Search the records for "叫声我的" and copy each line that holds it.

* START EXERCISE DATA *

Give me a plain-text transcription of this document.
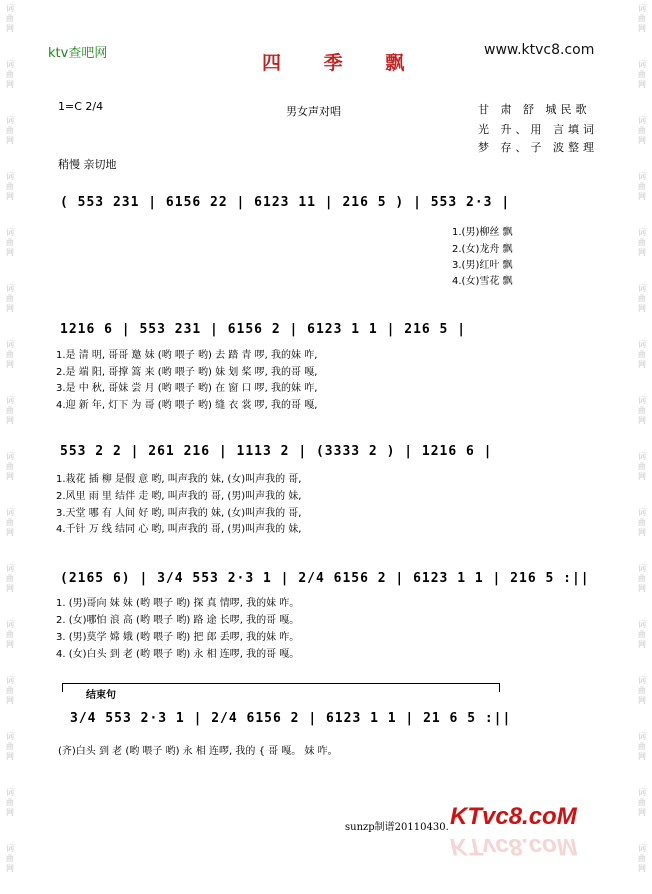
词曲网
词曲网
词曲网
词曲网
词曲网
词曲网
词曲网
词曲网
词曲网
词曲网
词曲网
词曲网
词曲网
词曲网
词曲网
词曲网
词曲网
词曲网
词曲网
词曲网
词曲网
词曲网
词曲网
词曲网
词曲网
词曲网
词曲网
词曲网
词曲网
词曲网
词曲网
词曲网
ktv查吧网	四 季 飘
www.ktvc8.com
1=C 2/4	男女声对唱	甘 肃 舒 城民歌
光 升、用 言填词
梦 存、子 波整理
稍慢 亲切地
( 553 231 | 6156 22 | 6123 11 | 216 5 ) | 553 2·3 |
1.(男)柳丝 飘
2.(女)龙舟 飘
3.(男)红叶 飘
4.(女)雪花 飘
1216 6 | 553 231 | 6156 2 | 6123 1 1 | 216 5 |
1.是 清 明, 哥哥 邀 妹 (哟 喂子 哟) 去 踏 青 啰, 我的妹 咋,
2.是 端 阳, 哥撑 篙 来 (哟 喂子 哟) 妹 划 桨 啰, 我的哥 嘎,
3.是 中 秋, 哥妹 尝 月 (哟 喂子 哟) 在 窗 口 啰, 我的妹 咋,
4.迎 新 年, 灯下 为 哥 (哟 喂子 哟) 缝 衣 裳 啰, 我的哥 嘎,
553 2 2 | 261 216 | 1113 2 | (3333 2 ) | 1216 6 |
1.栽花 插 柳 是假 意 哟, 叫声我的 妹, (女)叫声我的 哥,
2.风里 雨 里 结伴 走 哟, 叫声我的 哥, (男)叫声我的 妹,
3.天堂 哪 有 人间 好 哟, 叫声我的 妹, (女)叫声我的 哥,
4.千针 万 线 结同 心 哟, 叫声我的 哥, (男)叫声我的 妹,
(2165 6) | 3/4 553 2·3 1 | 2/4 6156 2 | 6123 1 1 | 216 5 :||
1. (男)哥向 妹 妹 (哟 喂子 哟) 探 真 情啰, 我的妹 咋。
2. (女)哪怕 浪 高 (哟 喂子 哟) 路 途 长啰, 我的哥 嘎。
3. (男)莫学 嫦 娥 (哟 喂子 哟) 把 郎 丢啰, 我的妹 咋。
4. (女)白头 到 老 (哟 喂子 哟) 永 相 连啰, 我的哥 嘎。
结束句
3/4 553 2·3 1 | 2/4 6156 2 | 6123 1 1 | 21 6 5 :||
(齐)白头 到 老 (哟 喂子 哟) 永 相 连啰, 我的 { 哥 嘎。 妹 咋。
sunzp制谱20110430. KTvc8.coM
KTvc8.coM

* END EXERCISE DATA *

### SOLUTION BELOW
1.栽花 插 柳 是假 意 哟, 叫声我的 妹, (女)叫声我的 哥,
2.风里 雨 里 结伴 走 哟, 叫声我的 哥, (男)叫声我的 妹,
3.天堂 哪 有 人间 好 哟, 叫声我的 妹, (女)叫声我的 哥,
4.千针 万 线 结同 心 哟, 叫声我的 哥, (男)叫声我的 妹,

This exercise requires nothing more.